(Data records)
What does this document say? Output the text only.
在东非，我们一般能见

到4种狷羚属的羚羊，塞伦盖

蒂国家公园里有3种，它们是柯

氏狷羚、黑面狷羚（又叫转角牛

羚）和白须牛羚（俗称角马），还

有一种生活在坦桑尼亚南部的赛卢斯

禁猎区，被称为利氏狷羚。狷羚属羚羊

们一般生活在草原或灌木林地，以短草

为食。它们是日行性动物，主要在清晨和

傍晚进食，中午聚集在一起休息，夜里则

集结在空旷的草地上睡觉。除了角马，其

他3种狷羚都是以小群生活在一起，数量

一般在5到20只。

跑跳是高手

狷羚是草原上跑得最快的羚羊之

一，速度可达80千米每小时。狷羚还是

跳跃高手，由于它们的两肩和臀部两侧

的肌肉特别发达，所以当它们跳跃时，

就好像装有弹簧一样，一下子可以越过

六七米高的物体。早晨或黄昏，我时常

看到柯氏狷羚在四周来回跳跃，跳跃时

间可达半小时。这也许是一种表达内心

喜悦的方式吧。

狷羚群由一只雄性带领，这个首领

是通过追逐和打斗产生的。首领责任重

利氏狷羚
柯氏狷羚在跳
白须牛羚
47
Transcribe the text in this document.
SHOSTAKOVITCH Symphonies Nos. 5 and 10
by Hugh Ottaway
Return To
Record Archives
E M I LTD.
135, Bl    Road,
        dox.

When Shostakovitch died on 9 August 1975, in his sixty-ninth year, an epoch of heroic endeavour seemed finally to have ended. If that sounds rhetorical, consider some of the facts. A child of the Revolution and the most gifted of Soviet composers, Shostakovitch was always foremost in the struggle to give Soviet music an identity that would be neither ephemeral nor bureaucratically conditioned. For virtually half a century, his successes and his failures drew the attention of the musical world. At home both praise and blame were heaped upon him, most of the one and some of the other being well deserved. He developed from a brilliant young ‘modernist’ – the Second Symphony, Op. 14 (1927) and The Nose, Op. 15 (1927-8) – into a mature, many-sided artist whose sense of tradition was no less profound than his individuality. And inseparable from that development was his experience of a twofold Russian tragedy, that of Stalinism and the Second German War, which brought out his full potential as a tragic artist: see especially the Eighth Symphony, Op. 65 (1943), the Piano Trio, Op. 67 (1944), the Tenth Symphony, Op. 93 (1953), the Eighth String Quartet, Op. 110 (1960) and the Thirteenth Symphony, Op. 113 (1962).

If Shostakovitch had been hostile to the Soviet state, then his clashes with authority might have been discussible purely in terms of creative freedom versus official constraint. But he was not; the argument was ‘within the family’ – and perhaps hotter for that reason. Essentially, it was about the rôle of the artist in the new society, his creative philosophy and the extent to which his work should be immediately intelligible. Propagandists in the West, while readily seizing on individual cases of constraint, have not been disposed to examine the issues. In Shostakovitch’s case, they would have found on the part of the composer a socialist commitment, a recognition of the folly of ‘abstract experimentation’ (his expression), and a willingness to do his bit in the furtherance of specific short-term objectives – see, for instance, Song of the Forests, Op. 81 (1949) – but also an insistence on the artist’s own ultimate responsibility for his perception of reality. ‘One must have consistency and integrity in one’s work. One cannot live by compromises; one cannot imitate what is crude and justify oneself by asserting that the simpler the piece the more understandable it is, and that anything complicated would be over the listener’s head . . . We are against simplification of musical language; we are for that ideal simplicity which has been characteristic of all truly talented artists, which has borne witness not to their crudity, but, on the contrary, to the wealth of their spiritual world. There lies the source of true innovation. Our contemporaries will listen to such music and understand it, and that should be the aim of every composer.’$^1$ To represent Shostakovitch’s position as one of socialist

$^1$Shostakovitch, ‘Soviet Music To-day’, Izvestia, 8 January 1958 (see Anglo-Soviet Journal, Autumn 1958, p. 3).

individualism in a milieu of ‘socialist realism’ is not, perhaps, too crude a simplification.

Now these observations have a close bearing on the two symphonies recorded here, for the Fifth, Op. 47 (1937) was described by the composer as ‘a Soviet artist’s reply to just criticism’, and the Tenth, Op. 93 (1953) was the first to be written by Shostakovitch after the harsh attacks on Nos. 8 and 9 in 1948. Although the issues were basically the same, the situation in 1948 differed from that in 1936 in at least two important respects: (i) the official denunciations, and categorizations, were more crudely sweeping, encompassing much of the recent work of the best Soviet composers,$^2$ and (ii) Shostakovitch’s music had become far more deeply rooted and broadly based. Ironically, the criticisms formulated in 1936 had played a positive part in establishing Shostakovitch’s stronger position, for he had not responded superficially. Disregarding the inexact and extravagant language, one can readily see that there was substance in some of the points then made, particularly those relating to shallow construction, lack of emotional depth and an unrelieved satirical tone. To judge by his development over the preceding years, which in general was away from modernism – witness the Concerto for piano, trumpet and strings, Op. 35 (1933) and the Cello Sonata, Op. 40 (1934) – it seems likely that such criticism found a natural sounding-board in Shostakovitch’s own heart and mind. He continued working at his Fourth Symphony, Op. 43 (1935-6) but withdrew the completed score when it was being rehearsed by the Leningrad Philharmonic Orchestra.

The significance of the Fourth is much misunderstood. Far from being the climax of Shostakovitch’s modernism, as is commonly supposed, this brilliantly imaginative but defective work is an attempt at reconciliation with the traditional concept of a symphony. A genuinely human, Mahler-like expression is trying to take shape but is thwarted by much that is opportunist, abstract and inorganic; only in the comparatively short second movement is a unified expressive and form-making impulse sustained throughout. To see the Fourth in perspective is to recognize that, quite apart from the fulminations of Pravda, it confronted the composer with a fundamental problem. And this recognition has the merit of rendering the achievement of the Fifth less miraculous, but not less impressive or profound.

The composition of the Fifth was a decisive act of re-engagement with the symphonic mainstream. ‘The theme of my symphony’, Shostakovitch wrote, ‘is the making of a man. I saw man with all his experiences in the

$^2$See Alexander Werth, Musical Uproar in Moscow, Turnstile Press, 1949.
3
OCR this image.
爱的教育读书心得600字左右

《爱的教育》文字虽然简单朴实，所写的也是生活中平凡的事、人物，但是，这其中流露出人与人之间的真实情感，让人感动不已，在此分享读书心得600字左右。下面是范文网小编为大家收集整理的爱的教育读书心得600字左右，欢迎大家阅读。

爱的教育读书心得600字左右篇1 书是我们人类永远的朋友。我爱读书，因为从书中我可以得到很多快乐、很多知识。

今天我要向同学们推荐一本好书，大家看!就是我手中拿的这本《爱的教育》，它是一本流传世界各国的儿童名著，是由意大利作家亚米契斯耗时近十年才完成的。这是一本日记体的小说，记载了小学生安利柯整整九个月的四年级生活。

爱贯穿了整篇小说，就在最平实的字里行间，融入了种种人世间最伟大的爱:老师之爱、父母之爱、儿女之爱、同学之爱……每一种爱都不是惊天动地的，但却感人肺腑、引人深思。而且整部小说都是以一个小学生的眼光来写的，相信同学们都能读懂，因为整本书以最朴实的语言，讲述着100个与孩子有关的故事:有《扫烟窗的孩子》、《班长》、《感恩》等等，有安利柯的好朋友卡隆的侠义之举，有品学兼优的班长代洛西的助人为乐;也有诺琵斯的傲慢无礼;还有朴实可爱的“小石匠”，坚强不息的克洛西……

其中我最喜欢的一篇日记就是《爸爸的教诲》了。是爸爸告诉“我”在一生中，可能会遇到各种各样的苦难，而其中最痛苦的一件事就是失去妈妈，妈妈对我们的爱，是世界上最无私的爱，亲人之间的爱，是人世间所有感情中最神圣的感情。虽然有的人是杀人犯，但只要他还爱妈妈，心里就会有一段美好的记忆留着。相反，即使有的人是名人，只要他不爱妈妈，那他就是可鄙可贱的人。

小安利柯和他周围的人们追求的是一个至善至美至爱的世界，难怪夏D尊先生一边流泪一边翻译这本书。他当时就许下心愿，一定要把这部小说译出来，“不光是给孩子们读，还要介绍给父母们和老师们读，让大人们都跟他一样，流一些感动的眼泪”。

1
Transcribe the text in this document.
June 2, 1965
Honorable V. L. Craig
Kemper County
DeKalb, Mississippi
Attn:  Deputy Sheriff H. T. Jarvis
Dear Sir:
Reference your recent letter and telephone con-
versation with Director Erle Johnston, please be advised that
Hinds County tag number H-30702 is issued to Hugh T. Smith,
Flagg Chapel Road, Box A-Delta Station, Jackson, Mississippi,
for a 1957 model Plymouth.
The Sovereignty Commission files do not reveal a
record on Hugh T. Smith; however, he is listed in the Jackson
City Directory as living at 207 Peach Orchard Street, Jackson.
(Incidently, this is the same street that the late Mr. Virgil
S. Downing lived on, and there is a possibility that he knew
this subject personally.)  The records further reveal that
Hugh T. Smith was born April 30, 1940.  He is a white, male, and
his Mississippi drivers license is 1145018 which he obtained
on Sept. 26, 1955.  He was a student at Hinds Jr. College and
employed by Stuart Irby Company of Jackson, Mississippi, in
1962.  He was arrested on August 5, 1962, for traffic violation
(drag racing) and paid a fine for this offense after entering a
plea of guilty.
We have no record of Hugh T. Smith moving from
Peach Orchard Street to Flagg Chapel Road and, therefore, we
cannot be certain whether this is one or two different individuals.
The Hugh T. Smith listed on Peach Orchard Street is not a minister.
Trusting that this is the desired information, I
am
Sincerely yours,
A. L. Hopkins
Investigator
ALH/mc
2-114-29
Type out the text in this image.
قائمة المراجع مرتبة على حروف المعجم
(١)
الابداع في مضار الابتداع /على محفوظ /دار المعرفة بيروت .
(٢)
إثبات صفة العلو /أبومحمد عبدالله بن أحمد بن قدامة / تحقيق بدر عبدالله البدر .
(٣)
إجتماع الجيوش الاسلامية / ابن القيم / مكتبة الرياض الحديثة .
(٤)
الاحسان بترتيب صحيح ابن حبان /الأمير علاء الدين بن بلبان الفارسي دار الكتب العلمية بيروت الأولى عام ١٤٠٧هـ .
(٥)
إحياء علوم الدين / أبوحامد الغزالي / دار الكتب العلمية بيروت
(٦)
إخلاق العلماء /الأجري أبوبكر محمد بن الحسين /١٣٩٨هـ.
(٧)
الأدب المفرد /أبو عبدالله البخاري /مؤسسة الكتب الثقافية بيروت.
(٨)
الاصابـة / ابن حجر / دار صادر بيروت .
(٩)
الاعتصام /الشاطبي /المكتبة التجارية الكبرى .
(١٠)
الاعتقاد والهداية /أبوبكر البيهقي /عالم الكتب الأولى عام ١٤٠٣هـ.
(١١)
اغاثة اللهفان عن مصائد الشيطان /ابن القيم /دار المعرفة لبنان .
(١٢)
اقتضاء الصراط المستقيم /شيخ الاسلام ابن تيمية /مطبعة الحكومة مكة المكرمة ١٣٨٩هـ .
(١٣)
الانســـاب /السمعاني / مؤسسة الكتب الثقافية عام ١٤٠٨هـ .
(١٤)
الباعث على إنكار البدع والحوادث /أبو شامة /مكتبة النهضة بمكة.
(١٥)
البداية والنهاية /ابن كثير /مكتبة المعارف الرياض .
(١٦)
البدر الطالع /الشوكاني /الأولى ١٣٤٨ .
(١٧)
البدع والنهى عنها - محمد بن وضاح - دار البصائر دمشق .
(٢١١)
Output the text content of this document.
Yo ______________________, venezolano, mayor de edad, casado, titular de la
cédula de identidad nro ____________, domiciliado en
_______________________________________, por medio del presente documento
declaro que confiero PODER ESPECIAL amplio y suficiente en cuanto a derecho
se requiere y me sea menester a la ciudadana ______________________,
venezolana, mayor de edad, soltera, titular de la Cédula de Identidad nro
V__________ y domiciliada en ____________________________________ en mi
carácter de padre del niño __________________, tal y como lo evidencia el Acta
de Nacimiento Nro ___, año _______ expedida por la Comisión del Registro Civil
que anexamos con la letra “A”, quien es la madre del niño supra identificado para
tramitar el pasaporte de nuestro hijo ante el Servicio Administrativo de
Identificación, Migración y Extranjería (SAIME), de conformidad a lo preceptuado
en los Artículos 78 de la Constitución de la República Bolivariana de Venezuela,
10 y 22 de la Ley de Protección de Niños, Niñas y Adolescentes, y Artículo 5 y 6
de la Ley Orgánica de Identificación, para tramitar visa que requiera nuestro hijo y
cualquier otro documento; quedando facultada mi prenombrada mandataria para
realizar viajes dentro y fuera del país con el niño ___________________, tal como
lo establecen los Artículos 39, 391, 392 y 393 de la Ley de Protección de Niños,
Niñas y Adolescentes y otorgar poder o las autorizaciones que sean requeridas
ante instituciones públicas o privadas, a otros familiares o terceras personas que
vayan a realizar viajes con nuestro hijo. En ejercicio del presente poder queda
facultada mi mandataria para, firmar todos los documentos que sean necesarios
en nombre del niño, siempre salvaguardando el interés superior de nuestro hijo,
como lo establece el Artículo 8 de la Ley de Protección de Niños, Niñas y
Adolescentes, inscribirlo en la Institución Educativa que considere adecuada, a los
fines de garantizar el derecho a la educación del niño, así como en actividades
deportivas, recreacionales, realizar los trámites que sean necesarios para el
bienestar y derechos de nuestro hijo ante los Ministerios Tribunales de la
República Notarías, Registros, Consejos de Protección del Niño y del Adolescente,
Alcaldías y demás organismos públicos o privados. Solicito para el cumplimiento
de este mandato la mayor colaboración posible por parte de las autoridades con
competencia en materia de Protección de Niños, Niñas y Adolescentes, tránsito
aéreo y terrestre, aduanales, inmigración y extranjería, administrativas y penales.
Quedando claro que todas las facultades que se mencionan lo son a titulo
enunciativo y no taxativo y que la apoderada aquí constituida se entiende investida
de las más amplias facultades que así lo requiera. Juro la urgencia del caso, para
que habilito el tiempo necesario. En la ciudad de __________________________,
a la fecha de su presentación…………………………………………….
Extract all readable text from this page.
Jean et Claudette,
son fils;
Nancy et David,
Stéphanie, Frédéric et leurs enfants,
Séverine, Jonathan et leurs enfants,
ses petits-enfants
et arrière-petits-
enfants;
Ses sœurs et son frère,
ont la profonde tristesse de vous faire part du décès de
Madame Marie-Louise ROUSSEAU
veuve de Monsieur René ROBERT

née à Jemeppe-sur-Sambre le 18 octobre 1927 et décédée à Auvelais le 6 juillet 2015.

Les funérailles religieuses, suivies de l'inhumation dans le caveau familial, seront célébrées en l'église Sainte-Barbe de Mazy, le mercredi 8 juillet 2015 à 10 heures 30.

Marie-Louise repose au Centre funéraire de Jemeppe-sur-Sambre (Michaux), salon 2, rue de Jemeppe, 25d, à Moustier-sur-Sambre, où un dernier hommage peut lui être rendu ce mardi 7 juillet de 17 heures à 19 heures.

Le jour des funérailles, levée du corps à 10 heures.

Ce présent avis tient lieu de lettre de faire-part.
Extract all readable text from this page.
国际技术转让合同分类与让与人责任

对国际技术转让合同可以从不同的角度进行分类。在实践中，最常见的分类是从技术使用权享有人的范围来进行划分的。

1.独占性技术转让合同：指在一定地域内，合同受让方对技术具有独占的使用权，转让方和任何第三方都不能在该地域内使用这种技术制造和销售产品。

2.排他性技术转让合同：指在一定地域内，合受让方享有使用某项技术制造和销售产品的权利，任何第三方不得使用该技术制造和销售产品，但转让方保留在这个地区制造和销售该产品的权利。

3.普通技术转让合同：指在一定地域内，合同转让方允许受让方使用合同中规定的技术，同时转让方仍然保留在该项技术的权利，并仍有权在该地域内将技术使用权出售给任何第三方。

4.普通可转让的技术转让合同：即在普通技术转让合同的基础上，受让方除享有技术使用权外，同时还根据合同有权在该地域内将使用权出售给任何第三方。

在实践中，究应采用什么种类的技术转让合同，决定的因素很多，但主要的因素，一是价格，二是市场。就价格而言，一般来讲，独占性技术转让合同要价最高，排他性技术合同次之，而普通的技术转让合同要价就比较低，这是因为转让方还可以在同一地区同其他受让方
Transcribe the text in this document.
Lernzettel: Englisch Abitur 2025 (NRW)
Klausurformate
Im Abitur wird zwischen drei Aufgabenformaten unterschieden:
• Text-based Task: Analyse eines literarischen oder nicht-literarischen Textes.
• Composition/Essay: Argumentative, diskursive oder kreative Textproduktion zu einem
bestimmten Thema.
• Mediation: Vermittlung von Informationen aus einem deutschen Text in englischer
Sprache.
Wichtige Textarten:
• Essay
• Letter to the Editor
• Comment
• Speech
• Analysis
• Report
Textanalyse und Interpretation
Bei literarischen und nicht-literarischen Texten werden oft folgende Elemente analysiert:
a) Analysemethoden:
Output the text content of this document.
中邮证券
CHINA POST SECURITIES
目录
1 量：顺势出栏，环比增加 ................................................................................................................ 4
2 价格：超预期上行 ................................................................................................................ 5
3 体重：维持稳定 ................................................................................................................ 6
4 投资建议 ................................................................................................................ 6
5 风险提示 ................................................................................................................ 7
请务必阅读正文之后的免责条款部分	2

# Your objective:
For the records above, state how many lines include the string "literarischen", giving the number and nothing else.

# Solution below:
2